### Description of the task:
The entries below contain pictures. Retype everything except those pictures, exactly as given.

Collected data entries
-------------------------

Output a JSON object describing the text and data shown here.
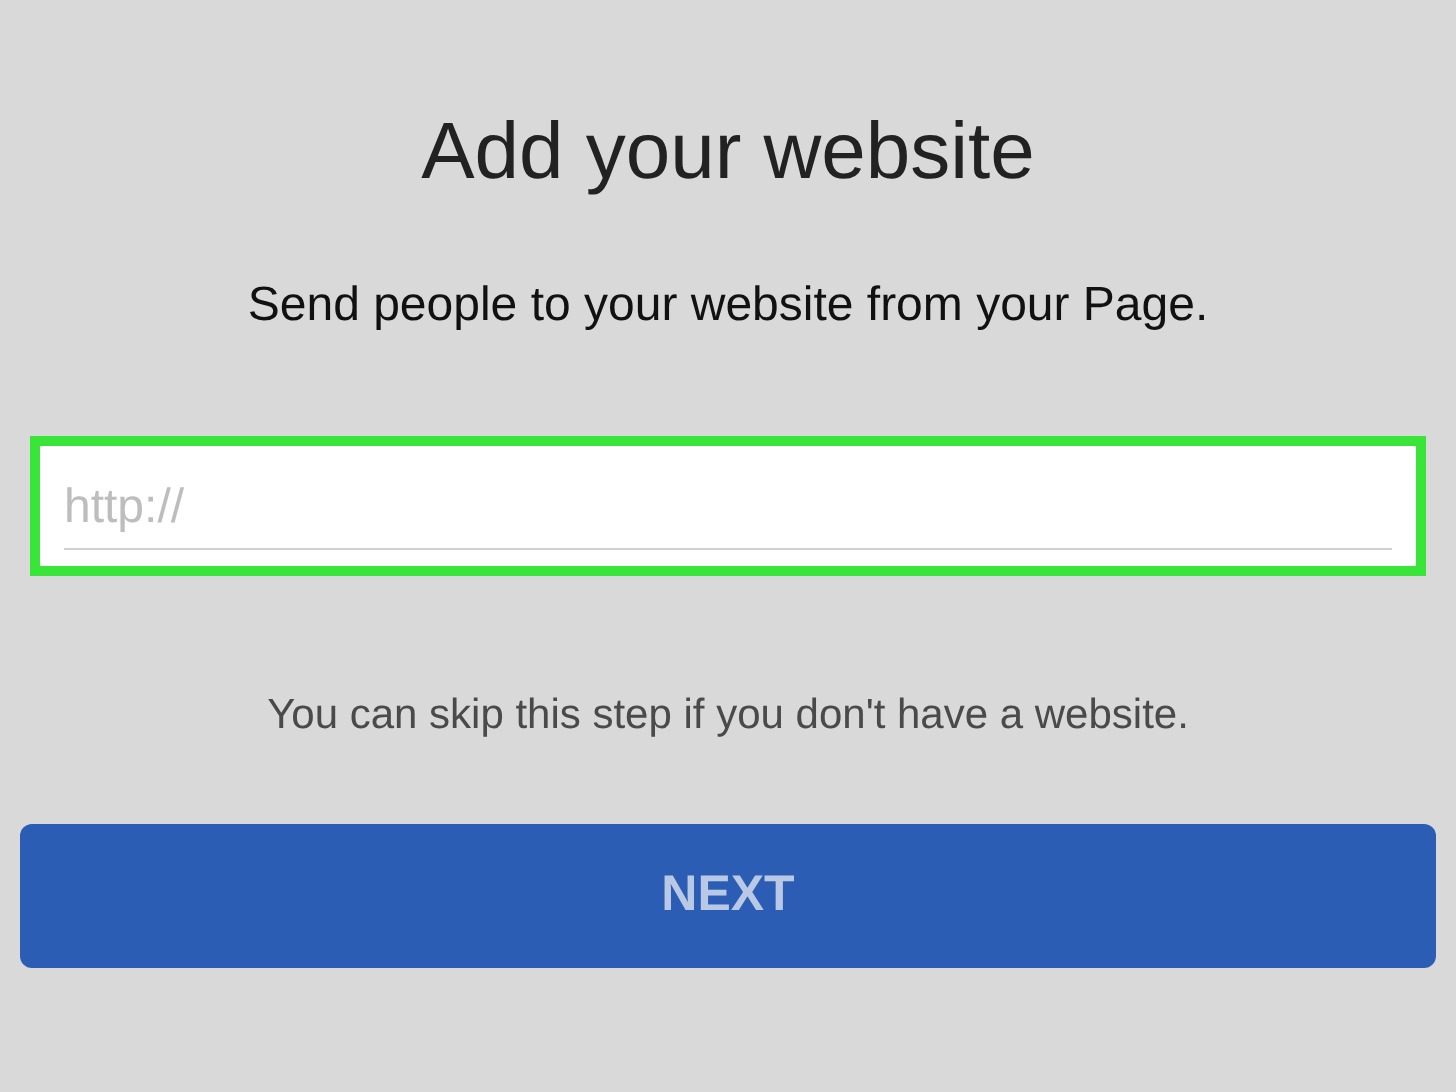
{
  "title": "Add your website",
  "subtitle": "Send people to your website from your Page.",
  "website_field": {
    "placeholder": "http://",
    "highlighted": true
  },
  "hint": "You can skip this step if you don't have a website.",
  "next_button": {
    "label": "NEXT",
    "disabled": true
  }
}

-------------------------

### Output below:
Output a JSON object describing the text and data shown here.
{
  "title": "Add your website",
  "subtitle": "Send people to your website from your Page.",
  "website_field": {
    "placeholder": "http://",
    "highlighted": true
  },
  "hint": "You can skip this step if you don't have a website.",
  "next_button": {
    "label": "NEXT",
    "disabled": true
  }
}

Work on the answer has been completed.